# [Challenge]
Write out the full set of records exactly. Any pictures in them do not belong in the copy.

# [Supplied data]
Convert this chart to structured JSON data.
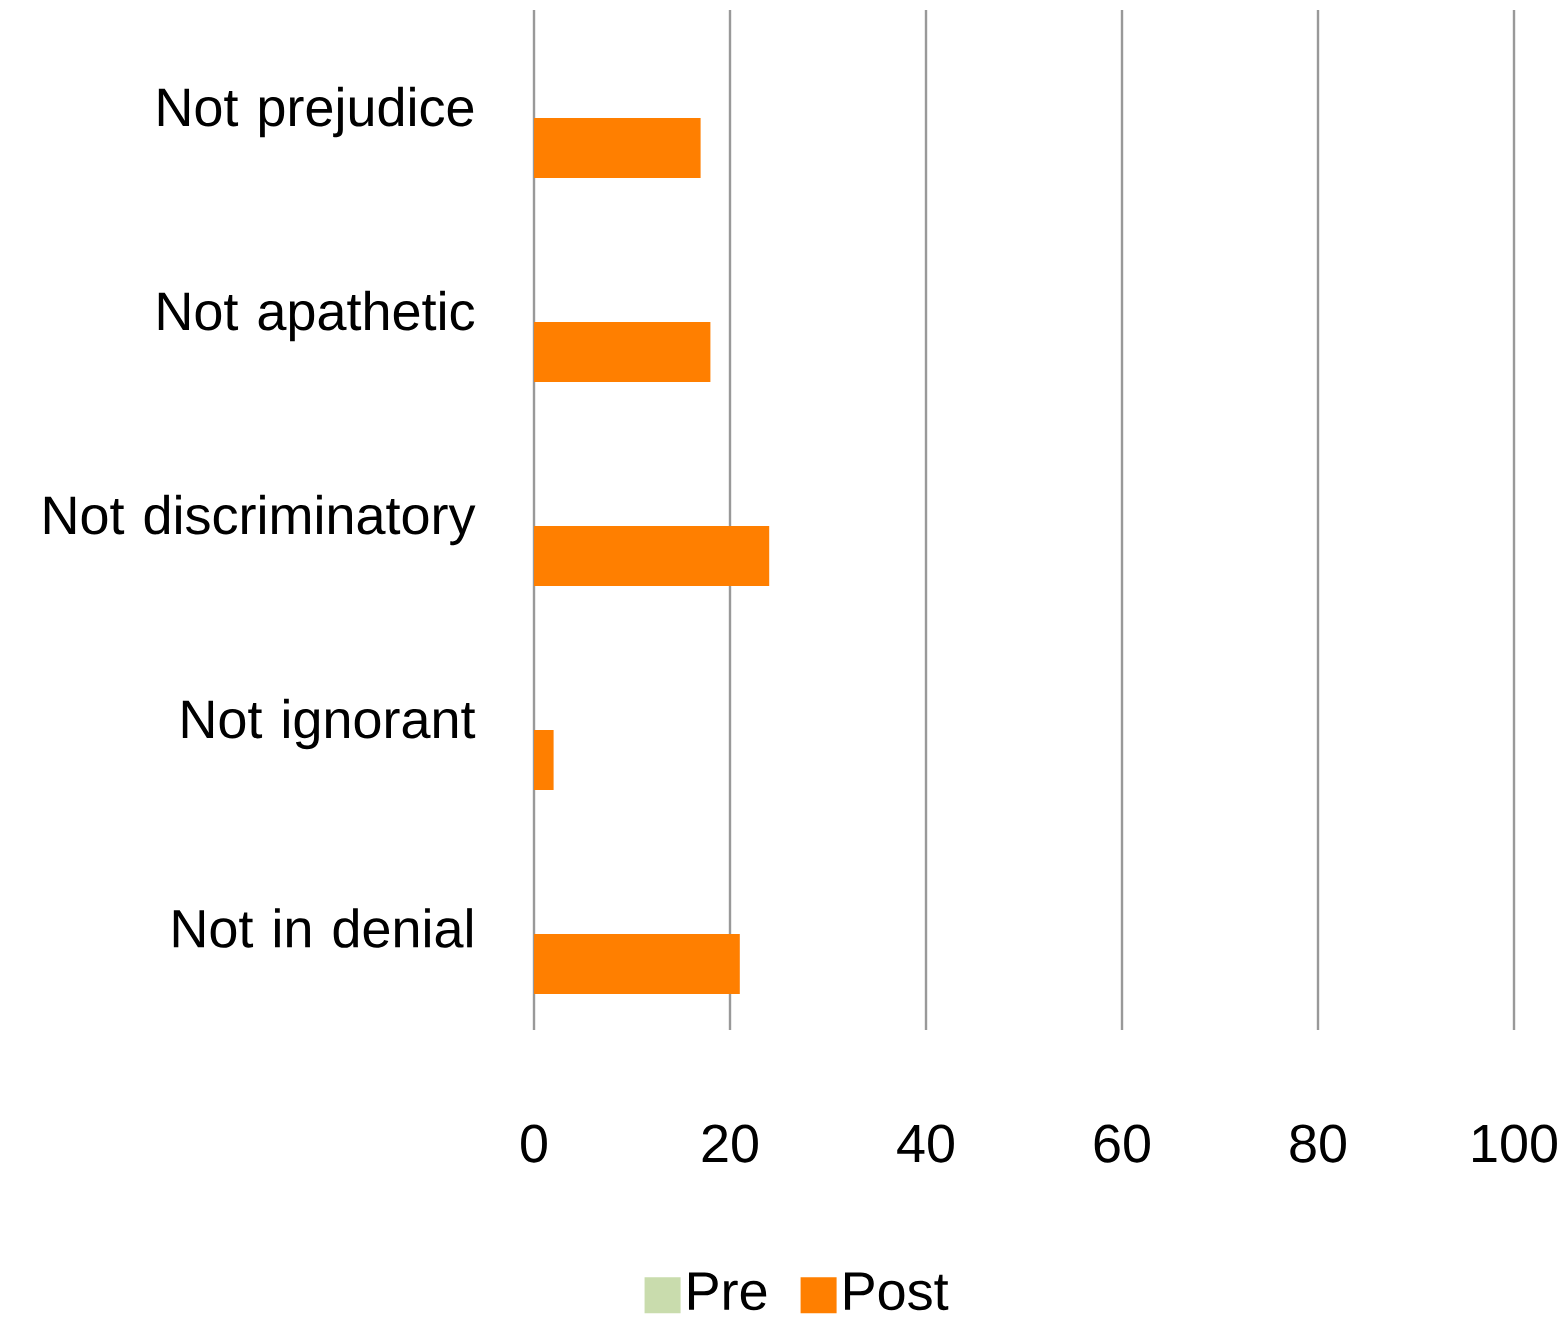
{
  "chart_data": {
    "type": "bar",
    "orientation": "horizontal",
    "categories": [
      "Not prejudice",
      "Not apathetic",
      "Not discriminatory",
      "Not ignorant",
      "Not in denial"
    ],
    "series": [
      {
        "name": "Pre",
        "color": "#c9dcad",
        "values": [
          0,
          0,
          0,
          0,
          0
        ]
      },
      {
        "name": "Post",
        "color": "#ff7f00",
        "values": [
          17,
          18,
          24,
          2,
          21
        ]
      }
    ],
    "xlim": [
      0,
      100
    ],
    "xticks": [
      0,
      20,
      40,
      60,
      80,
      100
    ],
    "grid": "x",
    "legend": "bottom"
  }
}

# [Written answer]
Convert this chart to structured JSON data.
{
  "chart_data": {
    "type": "bar",
    "orientation": "horizontal",
    "categories": [
      "Not prejudice",
      "Not apathetic",
      "Not discriminatory",
      "Not ignorant",
      "Not in denial"
    ],
    "series": [
      {
        "name": "Pre",
        "color": "#c9dcad",
        "values": [
          0,
          0,
          0,
          0,
          0
        ]
      },
      {
        "name": "Post",
        "color": "#ff7f00",
        "values": [
          17,
          18,
          24,
          2,
          21
        ]
      }
    ],
    "xlim": [
      0,
      100
    ],
    "xticks": [
      0,
      20,
      40,
      60,
      80,
      100
    ],
    "grid": "x",
    "legend": "bottom"
  }
}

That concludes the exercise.